#### Stated task:
Repeat every line of the data below word for word, changing nothing.

#### Records to process:
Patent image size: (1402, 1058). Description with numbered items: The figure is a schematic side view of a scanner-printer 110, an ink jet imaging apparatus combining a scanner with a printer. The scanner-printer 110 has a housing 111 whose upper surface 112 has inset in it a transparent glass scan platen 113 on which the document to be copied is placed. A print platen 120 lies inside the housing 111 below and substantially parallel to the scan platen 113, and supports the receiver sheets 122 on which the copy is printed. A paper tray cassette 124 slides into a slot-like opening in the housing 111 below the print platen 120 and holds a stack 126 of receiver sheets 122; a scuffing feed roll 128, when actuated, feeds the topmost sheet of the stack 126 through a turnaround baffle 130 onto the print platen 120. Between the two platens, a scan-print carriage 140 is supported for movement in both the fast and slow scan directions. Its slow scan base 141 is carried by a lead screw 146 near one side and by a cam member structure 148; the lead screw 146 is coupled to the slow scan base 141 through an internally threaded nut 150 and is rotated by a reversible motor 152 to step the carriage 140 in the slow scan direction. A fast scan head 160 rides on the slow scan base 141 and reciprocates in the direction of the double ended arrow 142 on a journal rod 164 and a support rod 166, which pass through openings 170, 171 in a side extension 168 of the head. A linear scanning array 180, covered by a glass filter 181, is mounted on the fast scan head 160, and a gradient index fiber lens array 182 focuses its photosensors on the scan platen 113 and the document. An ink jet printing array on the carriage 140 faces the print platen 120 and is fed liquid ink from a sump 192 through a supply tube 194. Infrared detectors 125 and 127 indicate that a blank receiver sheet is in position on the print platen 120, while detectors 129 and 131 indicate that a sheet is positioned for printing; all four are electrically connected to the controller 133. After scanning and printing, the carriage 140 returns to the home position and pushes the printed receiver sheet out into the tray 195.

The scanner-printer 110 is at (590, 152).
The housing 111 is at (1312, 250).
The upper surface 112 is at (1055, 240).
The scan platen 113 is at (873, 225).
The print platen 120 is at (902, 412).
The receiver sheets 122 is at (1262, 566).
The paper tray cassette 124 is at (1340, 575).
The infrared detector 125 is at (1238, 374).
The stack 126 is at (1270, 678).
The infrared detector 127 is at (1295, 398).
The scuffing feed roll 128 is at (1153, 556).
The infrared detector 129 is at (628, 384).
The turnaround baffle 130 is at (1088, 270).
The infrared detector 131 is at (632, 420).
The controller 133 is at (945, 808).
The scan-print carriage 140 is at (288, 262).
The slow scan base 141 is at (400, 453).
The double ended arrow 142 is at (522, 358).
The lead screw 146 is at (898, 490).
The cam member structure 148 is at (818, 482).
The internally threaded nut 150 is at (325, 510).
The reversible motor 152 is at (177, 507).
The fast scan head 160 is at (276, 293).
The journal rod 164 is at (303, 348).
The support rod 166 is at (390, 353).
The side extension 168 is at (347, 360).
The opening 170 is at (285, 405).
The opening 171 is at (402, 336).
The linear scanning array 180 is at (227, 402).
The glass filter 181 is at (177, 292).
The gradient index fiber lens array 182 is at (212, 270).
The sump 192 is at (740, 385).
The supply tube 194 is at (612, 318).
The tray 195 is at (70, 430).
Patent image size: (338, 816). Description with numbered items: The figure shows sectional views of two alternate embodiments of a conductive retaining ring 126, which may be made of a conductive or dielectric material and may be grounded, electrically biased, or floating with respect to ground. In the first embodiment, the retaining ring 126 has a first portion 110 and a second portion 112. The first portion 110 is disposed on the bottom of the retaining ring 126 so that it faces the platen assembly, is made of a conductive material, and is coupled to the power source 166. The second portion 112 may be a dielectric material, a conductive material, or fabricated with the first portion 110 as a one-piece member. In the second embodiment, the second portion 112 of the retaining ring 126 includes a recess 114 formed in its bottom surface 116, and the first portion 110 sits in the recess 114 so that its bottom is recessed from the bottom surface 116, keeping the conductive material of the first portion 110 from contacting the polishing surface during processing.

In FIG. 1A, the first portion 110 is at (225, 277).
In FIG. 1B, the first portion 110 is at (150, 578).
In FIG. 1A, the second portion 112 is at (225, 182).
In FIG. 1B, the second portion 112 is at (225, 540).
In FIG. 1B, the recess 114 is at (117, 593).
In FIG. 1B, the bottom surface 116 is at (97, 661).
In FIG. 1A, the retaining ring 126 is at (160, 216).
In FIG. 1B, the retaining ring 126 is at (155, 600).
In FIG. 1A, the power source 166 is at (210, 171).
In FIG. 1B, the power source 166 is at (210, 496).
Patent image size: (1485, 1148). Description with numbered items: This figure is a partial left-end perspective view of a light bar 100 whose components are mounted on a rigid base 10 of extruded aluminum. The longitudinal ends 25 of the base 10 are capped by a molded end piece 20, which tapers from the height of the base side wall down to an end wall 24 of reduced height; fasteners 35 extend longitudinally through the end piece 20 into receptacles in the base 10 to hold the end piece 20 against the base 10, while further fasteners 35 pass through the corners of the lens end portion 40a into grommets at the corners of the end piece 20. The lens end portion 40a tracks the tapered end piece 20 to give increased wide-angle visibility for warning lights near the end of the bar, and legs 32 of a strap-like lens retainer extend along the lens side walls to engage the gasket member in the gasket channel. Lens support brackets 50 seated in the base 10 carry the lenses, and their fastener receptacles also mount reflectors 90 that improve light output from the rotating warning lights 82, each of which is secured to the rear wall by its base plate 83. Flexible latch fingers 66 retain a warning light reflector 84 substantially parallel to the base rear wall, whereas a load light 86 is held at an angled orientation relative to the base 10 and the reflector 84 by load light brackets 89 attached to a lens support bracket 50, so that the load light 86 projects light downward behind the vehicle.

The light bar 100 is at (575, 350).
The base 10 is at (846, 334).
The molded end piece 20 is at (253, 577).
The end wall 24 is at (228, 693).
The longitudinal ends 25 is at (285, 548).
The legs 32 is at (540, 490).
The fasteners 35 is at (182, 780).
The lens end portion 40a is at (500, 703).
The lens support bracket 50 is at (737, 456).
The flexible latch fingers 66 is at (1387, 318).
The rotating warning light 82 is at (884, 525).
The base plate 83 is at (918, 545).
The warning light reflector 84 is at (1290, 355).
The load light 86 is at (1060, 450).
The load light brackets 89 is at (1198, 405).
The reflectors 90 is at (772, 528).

#### Task result:
Patent image size: (1402, 1058). Description with numbered items: The figure is a schematic side view of a scanner-printer 110, an ink jet imaging apparatus combining a scanner with a printer. The scanner-printer 110 has a housing 111 whose upper surface 112 has inset in it a transparent glass scan platen 113 on which the document to be copied is placed. A print platen 120 lies inside the housing 111 below and substantially parallel to the scan platen 113, and supports the receiver sheets 122 on which the copy is printed. A paper tray cassette 124 slides into a slot-like opening in the housing 111 below the print platen 120 and holds a stack 126 of receiver sheets 122; a scuffing feed roll 128, when actuated, feeds the topmost sheet of the stack 126 through a turnaround baffle 130 onto the print platen 120. Between the two platens, a scan-print carriage 140 is supported for movement in both the fast and slow scan directions. Its slow scan base 141 is carried by a lead screw 146 near one side and by a cam member structure 148; the lead screw 146 is coupled to the slow scan base 141 through an internally threaded nut 150 and is rotated by a reversible motor 152 to step the carriage 140 in the slow scan direction. A fast scan head 160 rides on the slow scan base 141 and reciprocates in the direction of the double ended arrow 142 on a journal rod 164 and a support rod 166, which pass through openings 170, 171 in a side extension 168 of the head. A linear scanning array 180, covered by a glass filter 181, is mounted on the fast scan head 160, and a gradient index fiber lens array 182 focuses its photosensors on the scan platen 113 and the document. An ink jet printing array on the carriage 140 faces the print platen 120 and is fed liquid ink from a sump 192 through a supply tube 194. Infrared detectors 125 and 127 indicate that a blank receiver sheet is in position on the print platen 120, while detectors 129 and 131 indicate that a sheet is positioned for printing; all four are electrically connected to the controller 133. After scanning and printing, the carriage 140 returns to the home position and pushes the printed receiver sheet out into the tray 195.

The scanner-printer 110 is at (590, 152).
The housing 111 is at (1312, 250).
The upper surface 112 is at (1055, 240).
The scan platen 113 is at (873, 225).
The print platen 120 is at (902, 412).
The receiver sheets 122 is at (1262, 566).
The paper tray cassette 124 is at (1340, 575).
The infrared detector 125 is at (1238, 374).
The stack 126 is at (1270, 678).
The infrared detector 127 is at (1295, 398).
The scuffing feed roll 128 is at (1153, 556).
The infrared detector 129 is at (628, 384).
The turnaround baffle 130 is at (1088, 270).
The infrared detector 131 is at (632, 420).
The controller 133 is at (945, 808).
The scan-print carriage 140 is at (288, 262).
The slow scan base 141 is at (400, 453).
The double ended arrow 142 is at (522, 358).
The lead screw 146 is at (898, 490).
The cam member structure 148 is at (818, 482).
The internally threaded nut 150 is at (325, 510).
The reversible motor 152 is at (177, 507).
The fast scan head 160 is at (276, 293).
The journal rod 164 is at (303, 348).
The support rod 166 is at (390, 353).
The side extension 168 is at (347, 360).
The opening 170 is at (285, 405).
The opening 171 is at (402, 336).
The linear scanning array 180 is at (227, 402).
The glass filter 181 is at (177, 292).
The gradient index fiber lens array 182 is at (212, 270).
The sump 192 is at (740, 385).
The supply tube 194 is at (612, 318).
The tray 195 is at (70, 430).
Patent image size: (338, 816). Description with numbered items: The figure shows sectional views of two alternate embodiments of a conductive retaining ring 126, which may be made of a conductive or dielectric material and may be grounded, electrically biased, or floating with respect to ground. In the first embodiment, the retaining ring 126 has a first portion 110 and a second portion 112. The first portion 110 is disposed on the bottom of the retaining ring 126 so that it faces the platen assembly, is made of a conductive material, and is coupled to the power source 166. The second portion 112 may be a dielectric material, a conductive material, or fabricated with the first portion 110 as a one-piece member. In the second embodiment, the second portion 112 of the retaining ring 126 includes a recess 114 formed in its bottom surface 116, and the first portion 110 sits in the recess 114 so that its bottom is recessed from the bottom surface 116, keeping the conductive material of the first portion 110 from contacting the polishing surface during processing.

In FIG. 1A, the first portion 110 is at (225, 277).
In FIG. 1B, the first portion 110 is at (150, 578).
In FIG. 1A, the second portion 112 is at (225, 182).
In FIG. 1B, the second portion 112 is at (225, 540).
In FIG. 1B, the recess 114 is at (117, 593).
In FIG. 1B, the bottom surface 116 is at (97, 661).
In FIG. 1A, the retaining ring 126 is at (160, 216).
In FIG. 1B, the retaining ring 126 is at (155, 600).
In FIG. 1A, the power source 166 is at (210, 171).
In FIG. 1B, the power source 166 is at (210, 496).
Patent image size: (1485, 1148). Description with numbered items: This figure is a partial left-end perspective view of a light bar 100 whose components are mounted on a rigid base 10 of extruded aluminum. The longitudinal ends 25 of the base 10 are capped by a molded end piece 20, which tapers from the height of the base side wall down to an end wall 24 of reduced height; fasteners 35 extend longitudinally through the end piece 20 into receptacles in the base 10 to hold the end piece 20 against the base 10, while further fasteners 35 pass through the corners of the lens end portion 40a into grommets at the corners of the end piece 20. The lens end portion 40a tracks the tapered end piece 20 to give increased wide-angle visibility for warning lights near the end of the bar, and legs 32 of a strap-like lens retainer extend along the lens side walls to engage the gasket member in the gasket channel. Lens support brackets 50 seated in the base 10 carry the lenses, and their fastener receptacles also mount reflectors 90 that improve light output from the rotating warning lights 82, each of which is secured to the rear wall by its base plate 83. Flexible latch fingers 66 retain a warning light reflector 84 substantially parallel to the base rear wall, whereas a load light 86 is held at an angled orientation relative to the base 10 and the reflector 84 by load light brackets 89 attached to a lens support bracket 50, so that the load light 86 projects light downward behind the vehicle.

The light bar 100 is at (575, 350).
The base 10 is at (846, 334).
The molded end piece 20 is at (253, 577).
The end wall 24 is at (228, 693).
The longitudinal ends 25 is at (285, 548).
The legs 32 is at (540, 490).
The fasteners 35 is at (182, 780).
The lens end portion 40a is at (500, 703).
The lens support bracket 50 is at (737, 456).
The flexible latch fingers 66 is at (1387, 318).
The rotating warning light 82 is at (884, 525).
The base plate 83 is at (918, 545).
The warning light reflector 84 is at (1290, 355).
The load light 86 is at (1060, 450).
The load light brackets 89 is at (1198, 405).
The reflectors 90 is at (772, 528).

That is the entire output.